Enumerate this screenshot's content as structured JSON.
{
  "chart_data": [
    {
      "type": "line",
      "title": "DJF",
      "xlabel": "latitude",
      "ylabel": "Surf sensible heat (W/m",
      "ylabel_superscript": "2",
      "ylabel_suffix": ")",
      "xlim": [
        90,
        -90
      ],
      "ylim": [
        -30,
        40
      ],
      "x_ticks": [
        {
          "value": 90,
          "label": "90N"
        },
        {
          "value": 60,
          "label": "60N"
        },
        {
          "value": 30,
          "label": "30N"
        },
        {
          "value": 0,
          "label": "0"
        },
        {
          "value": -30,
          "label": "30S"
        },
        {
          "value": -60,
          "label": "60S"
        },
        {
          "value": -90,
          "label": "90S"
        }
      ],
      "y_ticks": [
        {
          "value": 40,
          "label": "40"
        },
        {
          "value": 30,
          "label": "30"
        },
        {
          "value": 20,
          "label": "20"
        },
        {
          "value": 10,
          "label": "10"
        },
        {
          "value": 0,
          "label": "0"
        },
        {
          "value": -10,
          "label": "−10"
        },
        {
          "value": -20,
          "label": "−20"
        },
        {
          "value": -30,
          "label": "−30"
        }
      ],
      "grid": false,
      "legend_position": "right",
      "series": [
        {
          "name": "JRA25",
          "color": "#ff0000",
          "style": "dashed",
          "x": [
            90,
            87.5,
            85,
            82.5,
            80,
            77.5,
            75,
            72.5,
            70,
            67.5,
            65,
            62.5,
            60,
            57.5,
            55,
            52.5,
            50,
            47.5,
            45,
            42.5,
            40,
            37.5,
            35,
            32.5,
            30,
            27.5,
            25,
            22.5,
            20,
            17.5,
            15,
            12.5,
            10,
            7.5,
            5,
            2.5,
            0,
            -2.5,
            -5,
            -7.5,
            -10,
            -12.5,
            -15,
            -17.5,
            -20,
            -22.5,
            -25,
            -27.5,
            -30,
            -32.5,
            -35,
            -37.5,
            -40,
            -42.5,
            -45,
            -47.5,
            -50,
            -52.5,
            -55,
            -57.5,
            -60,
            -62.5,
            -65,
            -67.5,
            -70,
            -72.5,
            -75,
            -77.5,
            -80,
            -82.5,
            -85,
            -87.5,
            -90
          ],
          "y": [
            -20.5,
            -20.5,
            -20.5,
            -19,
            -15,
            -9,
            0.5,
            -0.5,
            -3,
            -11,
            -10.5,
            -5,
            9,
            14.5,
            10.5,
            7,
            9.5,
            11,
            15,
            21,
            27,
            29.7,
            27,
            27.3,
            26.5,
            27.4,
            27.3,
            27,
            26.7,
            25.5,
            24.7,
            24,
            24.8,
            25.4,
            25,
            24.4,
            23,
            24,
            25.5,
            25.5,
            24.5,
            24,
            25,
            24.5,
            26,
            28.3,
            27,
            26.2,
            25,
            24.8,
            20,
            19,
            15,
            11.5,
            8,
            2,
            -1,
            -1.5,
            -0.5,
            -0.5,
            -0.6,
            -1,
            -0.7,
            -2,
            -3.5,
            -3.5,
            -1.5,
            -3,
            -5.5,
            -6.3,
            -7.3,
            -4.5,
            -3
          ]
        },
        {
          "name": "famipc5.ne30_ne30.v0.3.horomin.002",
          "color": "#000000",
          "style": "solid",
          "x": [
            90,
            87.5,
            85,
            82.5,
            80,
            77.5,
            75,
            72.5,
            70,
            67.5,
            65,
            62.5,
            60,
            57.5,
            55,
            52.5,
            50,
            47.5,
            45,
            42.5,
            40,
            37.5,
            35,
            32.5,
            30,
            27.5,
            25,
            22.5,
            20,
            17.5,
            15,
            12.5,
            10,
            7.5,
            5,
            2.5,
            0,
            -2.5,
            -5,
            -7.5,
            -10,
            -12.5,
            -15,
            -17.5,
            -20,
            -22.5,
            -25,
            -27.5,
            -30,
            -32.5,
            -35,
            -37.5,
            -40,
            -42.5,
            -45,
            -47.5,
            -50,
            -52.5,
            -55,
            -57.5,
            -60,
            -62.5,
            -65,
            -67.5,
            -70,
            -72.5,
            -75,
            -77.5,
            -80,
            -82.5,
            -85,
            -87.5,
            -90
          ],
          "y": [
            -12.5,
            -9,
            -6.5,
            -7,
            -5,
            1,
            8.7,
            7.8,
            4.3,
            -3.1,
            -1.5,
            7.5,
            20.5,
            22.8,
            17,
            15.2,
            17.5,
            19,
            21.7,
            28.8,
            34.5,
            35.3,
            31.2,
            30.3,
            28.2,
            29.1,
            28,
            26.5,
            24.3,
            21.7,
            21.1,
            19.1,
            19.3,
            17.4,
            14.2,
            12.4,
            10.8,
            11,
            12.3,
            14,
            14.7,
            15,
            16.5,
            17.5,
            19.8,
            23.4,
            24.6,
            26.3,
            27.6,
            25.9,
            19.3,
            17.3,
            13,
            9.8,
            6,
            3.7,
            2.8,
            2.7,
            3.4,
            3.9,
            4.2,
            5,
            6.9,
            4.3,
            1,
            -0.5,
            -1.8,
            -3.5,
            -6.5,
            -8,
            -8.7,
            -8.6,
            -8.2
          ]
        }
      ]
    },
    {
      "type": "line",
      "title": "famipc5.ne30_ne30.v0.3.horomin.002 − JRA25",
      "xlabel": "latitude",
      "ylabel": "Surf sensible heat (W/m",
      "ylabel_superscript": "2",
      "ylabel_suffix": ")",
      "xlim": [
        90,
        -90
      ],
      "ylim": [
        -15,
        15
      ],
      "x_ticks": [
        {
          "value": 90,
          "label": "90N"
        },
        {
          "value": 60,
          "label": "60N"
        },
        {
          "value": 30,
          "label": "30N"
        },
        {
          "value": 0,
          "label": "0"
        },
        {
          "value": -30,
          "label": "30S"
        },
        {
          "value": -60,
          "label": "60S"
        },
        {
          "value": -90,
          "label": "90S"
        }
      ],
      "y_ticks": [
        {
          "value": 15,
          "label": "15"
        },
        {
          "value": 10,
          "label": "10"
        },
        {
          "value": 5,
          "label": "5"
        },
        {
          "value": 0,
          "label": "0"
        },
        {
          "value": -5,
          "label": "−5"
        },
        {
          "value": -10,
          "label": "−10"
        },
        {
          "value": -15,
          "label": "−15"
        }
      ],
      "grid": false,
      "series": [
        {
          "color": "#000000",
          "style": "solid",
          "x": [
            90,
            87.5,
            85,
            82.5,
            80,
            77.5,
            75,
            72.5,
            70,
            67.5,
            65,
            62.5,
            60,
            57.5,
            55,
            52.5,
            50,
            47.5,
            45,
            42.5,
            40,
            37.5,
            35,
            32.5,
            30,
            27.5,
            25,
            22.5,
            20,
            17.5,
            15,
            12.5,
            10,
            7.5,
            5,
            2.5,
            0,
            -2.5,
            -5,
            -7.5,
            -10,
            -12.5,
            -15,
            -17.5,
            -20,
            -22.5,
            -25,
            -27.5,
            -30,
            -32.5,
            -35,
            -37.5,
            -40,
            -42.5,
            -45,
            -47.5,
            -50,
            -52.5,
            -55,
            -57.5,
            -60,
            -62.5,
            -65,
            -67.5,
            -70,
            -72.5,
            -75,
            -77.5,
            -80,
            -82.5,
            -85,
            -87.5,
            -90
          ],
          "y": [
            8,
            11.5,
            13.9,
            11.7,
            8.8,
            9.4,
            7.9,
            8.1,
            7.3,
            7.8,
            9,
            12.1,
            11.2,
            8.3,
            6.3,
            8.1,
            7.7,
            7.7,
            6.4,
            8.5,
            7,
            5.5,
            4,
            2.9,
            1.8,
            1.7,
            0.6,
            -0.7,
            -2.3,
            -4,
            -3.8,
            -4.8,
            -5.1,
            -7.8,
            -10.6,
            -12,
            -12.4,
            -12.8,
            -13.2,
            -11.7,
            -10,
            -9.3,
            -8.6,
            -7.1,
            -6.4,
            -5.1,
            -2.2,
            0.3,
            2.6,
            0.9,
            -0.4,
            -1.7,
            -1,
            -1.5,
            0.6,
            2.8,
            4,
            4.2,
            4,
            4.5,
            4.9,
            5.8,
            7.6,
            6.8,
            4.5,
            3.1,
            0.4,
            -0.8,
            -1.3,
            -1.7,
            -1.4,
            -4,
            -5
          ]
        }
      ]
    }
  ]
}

EXERCISE: Copy all lines from the material that hold "title".

CORRECT RESPONSE:
      "title": "DJF",
      "title": "famipc5.ne30_ne30.v0.3.horomin.002 − JRA25",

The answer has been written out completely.